▶ **Selection**:

I don’t think anyone should go into debt for college, and removing financial barriers to access is a necessary step — but I’m allergic to fawning over billionaires and the upper echelons of affluence made possible by an immoral and inequitable system. You can’t amass that level of wealth without profiting off of exploitative models and labor practices. An affordable graduate arts education shouldn’t be contingent on the charitable whims of one man. (Just tax billionaires properly and make college free for everyone!)
The real question here is why wasn’t YSD already tuition-free? There are plenty of MFA programs that offer tuition remission and graduate assistantships at universities with less fruitful coffers. (Yale currently has the second-largest endowment in the world at $31.2 billion, with a 6.8% investment return.) It’s hard to believe that this couldn’t have happened without Geffen’s money — and while I’m thrilled for future students, the industry and system are both broken and this only reinforces ingrained structural and philosophical issues.
audio & digital theatre
Noelle Viñas's I Feel the Spirit is available from Colt Coeur until July 6th. The made-for-Zoom play, directed by Elizabeth Carter, is “a multi-faceted meditation on spirituality and the past year, asking all of us to consider the ways God has shown up in our own lives.”
George Brant’s solo drama Tender Age starts streaming July 2nd at Studio Theatre. Directed by Henry Godinez and starring Bobby Moreno, the play follows a security guard at a makeshift detention center for migrant children near the Texan border.

▶ **Given material**:
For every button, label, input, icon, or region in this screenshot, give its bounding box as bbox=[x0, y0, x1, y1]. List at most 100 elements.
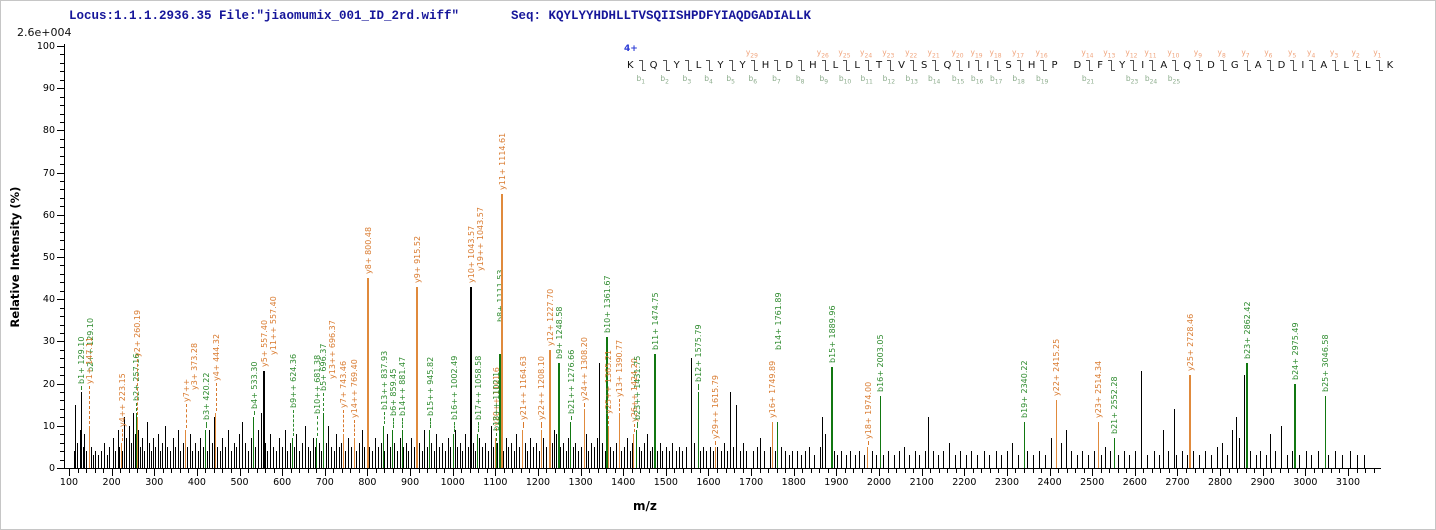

▶ **Parts of the exercise**:
1. Answer these about the theatre roundup:
(a) What figure does it give for Yale's endowment?
(b) Until what date is I Feel the Spirit available from Colt Coeur?
(c) Who stars in Tender Age?
2. Continue the theatre roundup from the point where it stops.
The lines have no connection to the theatre roundup.

▶ **Task answers**:
1.
(a) $31.2 billion
(b) July 6th
(c) Bobby Moreno

2.
2021-22 season updates
Cleveland Play House announced its 2021-22 season. Projects include Brian Quijada’s Where Did We Sit On The Bus? (directed by Matt Dickson), Jason Michael Webb and Lelund Durond Thompson’s Light It Up (directed by Christopher Windom), Catherine Bush’s adaptation of The Three Musketeers (directed by AD Laura Kepley), Emily Mann’s adaptation of Antigone (directed by Lauren Keating), and the world premiere of Charly Evon Simpson’s I’m Back Now.
Geffen Playhouse announced its 2021-22 season. The line-up includes Dominique Morisseau’s Paradise Blue (directed by Stori Ayers), Paul Grellong’s Power of Sail (starring Bryan Cranston and directed by Weyni Mengesha), Lindsay Joelle’s TRAYF and Anna Ouyang Moench’s Man of God (both directed by Maggie Burrows), and David Kwong’s immersive puzzle and cryptology experience The Enigmatist. The Geffen also announced that Matthew Lopez’s The Inheritance (directed by Mike Donahue) will be part of the 2022-23 season.
ArtsEmerson announced its 2021-22 season. The live and digital line-up includes Thaddeus Phillips and Steven Dufala’s interactive event Zoo Motel, Toshi Reagon’s Octavia E. Butler’s Parable of the Sower, Charlotte Meehan and Boston-based company Sleeping Weazel’s Everyday Life and Other Odds and Ends, Travis Alabanza’s BURGERZ, and Alanna Mitchell/The Theatre Centre's Sea Sick.
Round House Theatre announced its 2021-22 season. The line-up includes Octavio Solis’ Quixote Nuevo (directed by Lisa Portes), Lauren Yee’s The Great Leap (directed by Jennifer Chang), Natasha Gordon’s Nine Night (directed by Timothy Douglas), and Jocelyn Bioh’s Nollywood Dreams (directed by Raymond O. Caldwell). The company will also launch the National Capital New Play Festival, anchored by the world premieres of Charly Evon Simpson’s it’s not a trip it’s a journey (directed by Nicole A. Watson) and Tim J. Lord’s “We declare you a terrorist…” (co-directed by AD Ryan Rilette and Jared Mezzocchi).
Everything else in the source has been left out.